WRITTEN TASKS:
1. In the Jenkins bug report below, where is the reporter's JENKINS_HOME located?
2. According to the Jenkins bug report below, why did the reporter first conclude that the Jenkins master was not directly the culprit? Answer in one to three sentences.
3. Pick up the Jenkins bug report below at the point where it stops, and continue it.

SOURCE TEXT:
--

Uploaded image for project: 'Jenkins'
  1. Jenkins
  2. JENKINS-37575

Delays in FileMonitoringTask.WriteLog can cause process output to be resent indefinitely

XMLWordPrintable

    • Icon: Bug Bug
    • Resolution: Fixed
    • Icon: Major Major
    • durable-task-plugin
    • Windows Server 2012 R2
      Jenkins 2.7.2
    • durable-task 1.23

      Problem

      Sometimes, after a certain amount of builds, the build never ends on the node.
      It sends forever the same 20-30 lines.
      It seems that the problem occurs more often when I restart Jenkins while there are some tasks running. But I'm not sure.
      It also seems that the problem is linked to a high load/network on the master/node.
      We can see the difference between the timestamper date (put when received by the master) and the log date (written during the Powershell execution)

      Some logs files can be bigger than 10GB before I kill the process.
      (Yes, it's really stored in the JENKINS_HOME)

      I think it's worth mentionning that I have 3 jenkins nodes on the same machine, and that my JENKINS-HOME is located on a network drive (CIFS/SMB).

      Investigation

      Steps

      I've found on Wireshark that the node keeps sending the same logs forever.
      So the jenkins master is not (directly) the culprit.
      After enabling the debugguer on the slave, I've found that the method FileMonitoringTask$FileMonitoringController$WriteLog.invoke is called in an infinite loop somewhere in this file:
      durable-task-plugin\src\main\java\org\jenkinsci\plugins\durabletask\FileMonitoringTask.java
      The same file is read again and again with a lastLocation of 1930670. lastLocation represent the bytes already read. But I don't understand why it doesn't increase.
      The process is terminated, the log file is not bigger than 3MB (and can be seen in the upper left corner of the screenshot)

      Update 1: It seems that Jenkins read the whole file. If it fails, it will return 0. I suspect that Jenkins is failing to close the file descriptor. So the lastLocation is not updated. But the data are sent. Jenkins retries to read the file, fail again, etc. That's only a supposition for now.

      Update 2: It seems that it comes from the network, as I've captured a java.io.InterruptedIOException in this loop in hudson.remoting.ProxyOutputStream.

      Update 3: It seems that the Jenkins Master is guilty. I've connected my debugger to this one. The error occurs when it tries to write the log in its JENKINS_HOME. When executing the green line on the following screenshot.

--

DATA BLOCK:
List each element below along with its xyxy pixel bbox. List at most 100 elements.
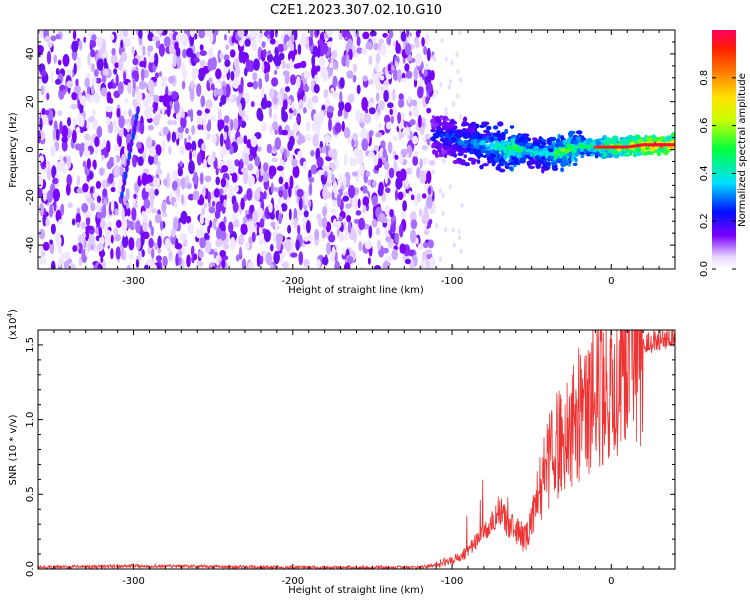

--

WRITTEN ANSWERS:
1. On a network drive (CIFS/SMB).

2. A Wireshark capture showed that the node itself kept sending the same logs forever. Because the repeated output came from the node, the master did not appear to be directly responsible.

3.
      The error is catched in DurableTaskStep$Execution.check, as it seems to be a workspace error. It seems that Jenkins doesn't find the workspace folder, as it's searching the jenkins node workspace in its local file system. C:\\ci\\int12
      ocoint... So it saves the log but interrupt the task, send to the slave that it has interrupted the task. The slave thinks that the logs has not been saved, and resend it to the master, which don't find the node workspace in it's local filesystem, etc.

      Update 4: It seems that when the master deserializes the response of the node, it returns a null object instead of the logs when it comes to Write Logs...

      Update 5: I've modified the code of durable-task-plugin to have more logs in the console

      // org.jenkinsci.plugins.durabletask.FileMonitoringTask$FileMonitoringController$WriteLog.invoke
      @Override public Long invoke(File f, VirtualChannel channel) throws IOException, InterruptedException {
                      try {
                          long len = f.length();
                          if (len > lastLocation) {
                              RandomAccessFile raf = new RandomAccessFile(f, "r");
                              try {
                                  raf.seek(lastLocation);
                                  long toRead = len - lastLocation;
                                  if (toRead > Integer.MAX_VALUE) { // >2Gb of output at once is unlikely
                                      throw new IOException("large reads not yet implemented");
                                  }
                                  // TODO is this efficient for large amounts of output? Would it be better to stream data, or return a byte[] from the callable?
                                  byte[] buf = new byte[(int) toRead];
                                  raf.readFully(buf);
                                  sink.write(buf);
                              } finally {
                                  raf.close();
                              }
                              LOGGER.log(Level.SEVERE, "QDU WILL RETURN AS NEW CURSOR POSITION {0}", len);
                              return len;
                          } else {
                              LOGGER.log(Level.SEVERE, "QDU WILL RETURN NULL AND WILL HAVE TO BE REUPLOADED");
                              return null;
                          }
                      } catch(IOException e) {
                          LOGGER.log(Level.SEVERE, "QDU IOEXCEPTION {0}", e);
                          throw e;
                      } catch(Exception e) {
                          LOGGER.log(Level.SEVERE, "QDU UNKNOWN EXCEPTION {0}", e);
                      }
                      return null;
                  }
      

      On the Jenkins Node, I've the following logs:

      Aug 22, 2016 2:56:39 AM org.jenkinsci.plugins.durabletask.FileMonitoringTask$FileMonitoringController$WriteLog invoke
      SEVERE: QDU WILL RETURN NULL AND WILL HAVE TO BE REUPLOADED
      Aug 22, 2016 2:56:41 AM org.jenkinsci.plugins.durabletask.FileMonitoringTask$FileMonitoringController$WriteLog invoke
      SEVERE: QDU IOEXCEPTION {0}
      java.io.InterruptedIOException
      	at hudson.remoting.ProxyOutputStream.write(ProxyOutputStream.java:147)
      	at java.io.OutputStream.write(OutputStream.java:75)
      	at hudson.remoting.RemoteOutputStream.write(RemoteOutputStream.java:106)
      	at org.jenkinsci.plugins.durabletask.FileMonitoringTask$FileMonitoringController$WriteLog.invoke(FileMonitoringTask.java:137)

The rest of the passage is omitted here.